-------- Reading text --------
TOKYO–(BUSINESS WIRE)–Uchiyama International Co., Ltd:

Dear Valued Fujitec Shareholders,

As you may be aware, ISS, a proxy advisory firm, has just issued voting recommendations on the upcoming Annual General Meeting of Fujitec Co., Ltd. to be held on 21 June 2023.

In its report, ISS recommends that its clients vote against resolutions 5.1-5.8 (“Election of eight (8) directors”).

In relation to resolutions 5.1-5.8, ISS argues that:

  • “Uchiyama International is seeking to take control of the board but has presented no plans to be adopted after taking control of the board”
  • ISS are “unaware of incidents casting doubt over Fujitec’s board since it was reconstituted in February 2023.”
  • “Although it is too soon to tell what impact the new board may have on the company’s financial results, the share price has increased 11.9 percent since the new board members were elected to the date of this analysis (June 2) and is trading at levels not seen in more than a decade; suggesting that the market is optimistic about the company’s prospects under the new board and management team”
--------
## [Task goal]
Copy the shareholder letter between "As you may be" and "21 June 2023.", inclusive, substituting "forthcoming" for "upcoming". The listing that comes next is separate material, apart from the shareholder letter.
-------- Information supplied --------
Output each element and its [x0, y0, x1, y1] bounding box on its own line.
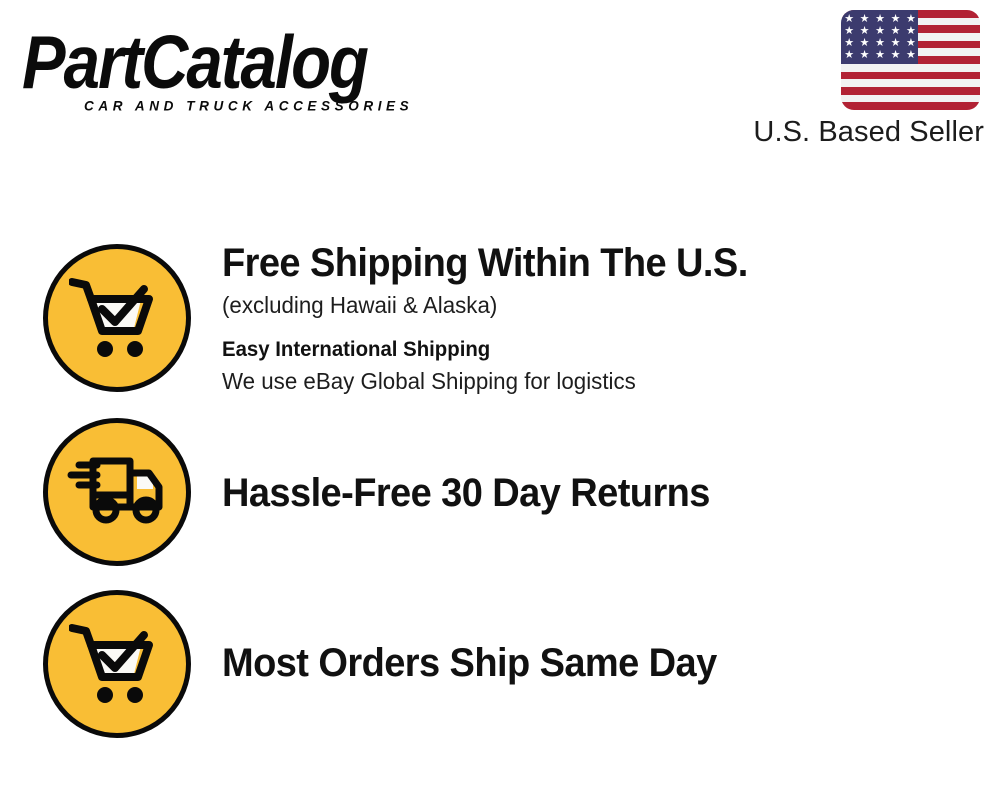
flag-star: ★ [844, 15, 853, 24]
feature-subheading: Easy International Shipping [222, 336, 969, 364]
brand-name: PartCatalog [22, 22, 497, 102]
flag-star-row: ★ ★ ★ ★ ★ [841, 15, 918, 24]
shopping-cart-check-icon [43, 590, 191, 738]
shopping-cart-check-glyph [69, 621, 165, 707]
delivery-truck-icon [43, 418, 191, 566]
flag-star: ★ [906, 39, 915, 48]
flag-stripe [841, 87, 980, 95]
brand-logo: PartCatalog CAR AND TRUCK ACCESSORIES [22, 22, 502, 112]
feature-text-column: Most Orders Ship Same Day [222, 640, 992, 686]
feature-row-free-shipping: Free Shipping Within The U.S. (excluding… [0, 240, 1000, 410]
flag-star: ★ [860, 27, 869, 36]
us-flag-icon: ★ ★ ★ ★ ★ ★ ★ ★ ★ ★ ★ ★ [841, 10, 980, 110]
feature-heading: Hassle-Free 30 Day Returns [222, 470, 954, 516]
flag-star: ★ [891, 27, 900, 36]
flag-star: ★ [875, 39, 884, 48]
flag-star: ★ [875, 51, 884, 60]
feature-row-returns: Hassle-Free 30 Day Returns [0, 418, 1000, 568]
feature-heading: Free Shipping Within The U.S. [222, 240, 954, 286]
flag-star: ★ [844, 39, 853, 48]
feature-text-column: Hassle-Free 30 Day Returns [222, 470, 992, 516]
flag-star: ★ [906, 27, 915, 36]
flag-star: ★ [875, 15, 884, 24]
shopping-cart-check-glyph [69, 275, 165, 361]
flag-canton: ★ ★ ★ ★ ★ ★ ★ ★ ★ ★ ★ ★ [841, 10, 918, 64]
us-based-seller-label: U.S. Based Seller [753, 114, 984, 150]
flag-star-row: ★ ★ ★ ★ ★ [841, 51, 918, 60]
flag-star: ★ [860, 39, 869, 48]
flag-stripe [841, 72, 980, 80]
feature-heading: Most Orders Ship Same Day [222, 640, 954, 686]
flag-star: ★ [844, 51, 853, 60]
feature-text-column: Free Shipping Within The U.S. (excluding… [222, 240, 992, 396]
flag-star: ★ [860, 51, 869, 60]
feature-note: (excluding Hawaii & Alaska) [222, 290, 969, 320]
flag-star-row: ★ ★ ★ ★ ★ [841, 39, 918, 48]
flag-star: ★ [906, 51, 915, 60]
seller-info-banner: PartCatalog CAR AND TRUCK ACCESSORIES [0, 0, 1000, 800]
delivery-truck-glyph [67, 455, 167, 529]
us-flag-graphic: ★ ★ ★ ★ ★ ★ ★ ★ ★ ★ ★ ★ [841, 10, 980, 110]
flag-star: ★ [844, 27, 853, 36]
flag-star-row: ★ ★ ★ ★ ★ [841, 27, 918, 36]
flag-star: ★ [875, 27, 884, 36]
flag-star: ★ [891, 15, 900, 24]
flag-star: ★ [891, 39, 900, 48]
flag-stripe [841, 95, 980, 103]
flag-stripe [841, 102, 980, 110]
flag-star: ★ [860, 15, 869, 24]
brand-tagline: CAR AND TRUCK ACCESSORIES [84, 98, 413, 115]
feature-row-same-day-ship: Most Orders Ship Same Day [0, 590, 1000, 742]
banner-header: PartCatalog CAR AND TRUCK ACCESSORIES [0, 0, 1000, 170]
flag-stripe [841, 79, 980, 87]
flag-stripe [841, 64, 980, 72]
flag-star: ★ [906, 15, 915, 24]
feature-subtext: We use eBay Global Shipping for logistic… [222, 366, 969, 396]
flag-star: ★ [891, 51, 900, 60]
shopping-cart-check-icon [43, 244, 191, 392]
--------
## [Result of the task]
As you may be aware, ISS, a proxy advisory firm, has just issued voting recommendations on the forthcoming Annual General Meeting of Fujitec Co., Ltd. to be held on 21 June 2023.